Directions: Print the entries that appear below, exactly as written and without their pictures.

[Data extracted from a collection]
-- BEGIN --
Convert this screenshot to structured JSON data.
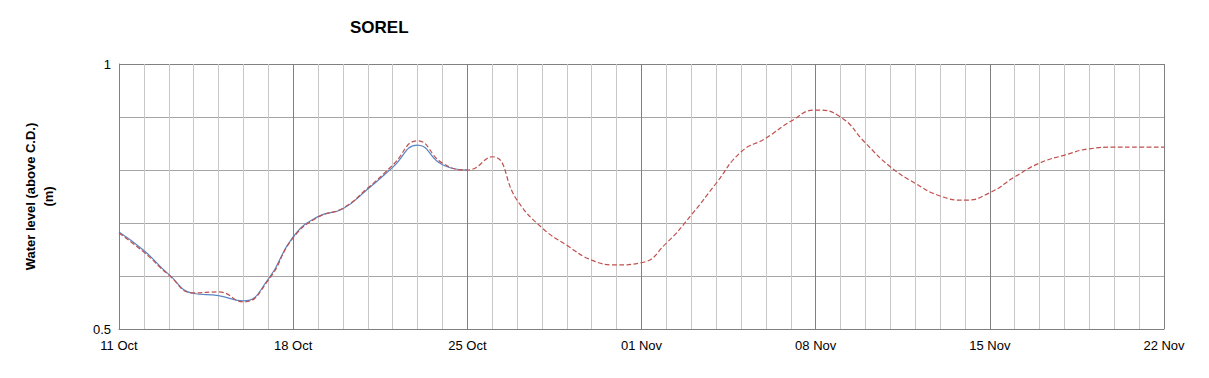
{
  "chart_data": {
    "type": "line",
    "title": "SOREL",
    "y_label": "Water level (above C.D.)\n(m)",
    "categories": [
      "11 Oct",
      null,
      null,
      null,
      null,
      null,
      null,
      "18 Oct",
      null,
      null,
      null,
      null,
      null,
      null,
      "25 Oct",
      null,
      null,
      null,
      null,
      null,
      null,
      "01 Nov",
      null,
      null,
      null,
      null,
      null,
      null,
      "08 Nov",
      null,
      null,
      null,
      null,
      null,
      null,
      "15 Nov",
      null,
      null,
      null,
      null,
      null,
      null,
      "22 Nov"
    ],
    "series": [
      {
        "color": "#c0504d",
        "line_style": "dashed",
        "values": [
          0.681,
          0.645,
          0.602,
          0.568,
          0.57,
          0.551,
          0.592,
          0.672,
          0.711,
          0.728,
          0.766,
          0.809,
          0.855,
          0.813,
          0.8,
          0.825,
          0.743,
          0.691,
          0.658,
          0.63,
          0.621,
          0.625,
          0.662,
          0.715,
          0.775,
          0.834,
          0.86,
          0.892,
          0.913,
          0.9,
          0.851,
          0.806,
          0.775,
          0.751,
          0.743,
          0.757,
          0.787,
          0.813,
          0.828,
          0.84,
          0.843,
          0.843,
          0.843
        ]
      },
      {
        "color": "#5b86c5",
        "line_style": "solid",
        "values": [
          0.683,
          0.648,
          0.603,
          0.567,
          0.563,
          0.553,
          0.594,
          0.674,
          0.712,
          0.727,
          0.764,
          0.805,
          0.847,
          0.81,
          0.8,
          null,
          null,
          null,
          null,
          null,
          null,
          null,
          null,
          null,
          null,
          null,
          null,
          null,
          null,
          null,
          null,
          null,
          null,
          null,
          null,
          null,
          null,
          null,
          null,
          null,
          null,
          null,
          null
        ]
      }
    ],
    "ylim": [
      0.5,
      1
    ],
    "yticks": [
      0.5,
      1
    ],
    "grid": true
  }
}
-- END --
The output:
Convert this screenshot to structured JSON data.
{
  "chart_data": {
    "type": "line",
    "title": "SOREL",
    "y_label": "Water level (above C.D.)\n(m)",
    "categories": [
      "11 Oct",
      null,
      null,
      null,
      null,
      null,
      null,
      "18 Oct",
      null,
      null,
      null,
      null,
      null,
      null,
      "25 Oct",
      null,
      null,
      null,
      null,
      null,
      null,
      "01 Nov",
      null,
      null,
      null,
      null,
      null,
      null,
      "08 Nov",
      null,
      null,
      null,
      null,
      null,
      null,
      "15 Nov",
      null,
      null,
      null,
      null,
      null,
      null,
      "22 Nov"
    ],
    "series": [
      {
        "color": "#c0504d",
        "line_style": "dashed",
        "values": [
          0.681,
          0.645,
          0.602,
          0.568,
          0.57,
          0.551,
          0.592,
          0.672,
          0.711,
          0.728,
          0.766,
          0.809,
          0.855,
          0.813,
          0.8,
          0.825,
          0.743,
          0.691,
          0.658,
          0.63,
          0.621,
          0.625,
          0.662,
          0.715,
          0.775,
          0.834,
          0.86,
          0.892,
          0.913,
          0.9,
          0.851,
          0.806,
          0.775,
          0.751,
          0.743,
          0.757,
          0.787,
          0.813,
          0.828,
          0.84,
          0.843,
          0.843,
          0.843
        ]
      },
      {
        "color": "#5b86c5",
        "line_style": "solid",
        "values": [
          0.683,
          0.648,
          0.603,
          0.567,
          0.563,
          0.553,
          0.594,
          0.674,
          0.712,
          0.727,
          0.764,
          0.805,
          0.847,
          0.81,
          0.8,
          null,
          null,
          null,
          null,
          null,
          null,
          null,
          null,
          null,
          null,
          null,
          null,
          null,
          null,
          null,
          null,
          null,
          null,
          null,
          null,
          null,
          null,
          null,
          null,
          null,
          null,
          null,
          null
        ]
      }
    ],
    "ylim": [
      0.5,
      1
    ],
    "yticks": [
      0.5,
      1
    ],
    "grid": true
  }
}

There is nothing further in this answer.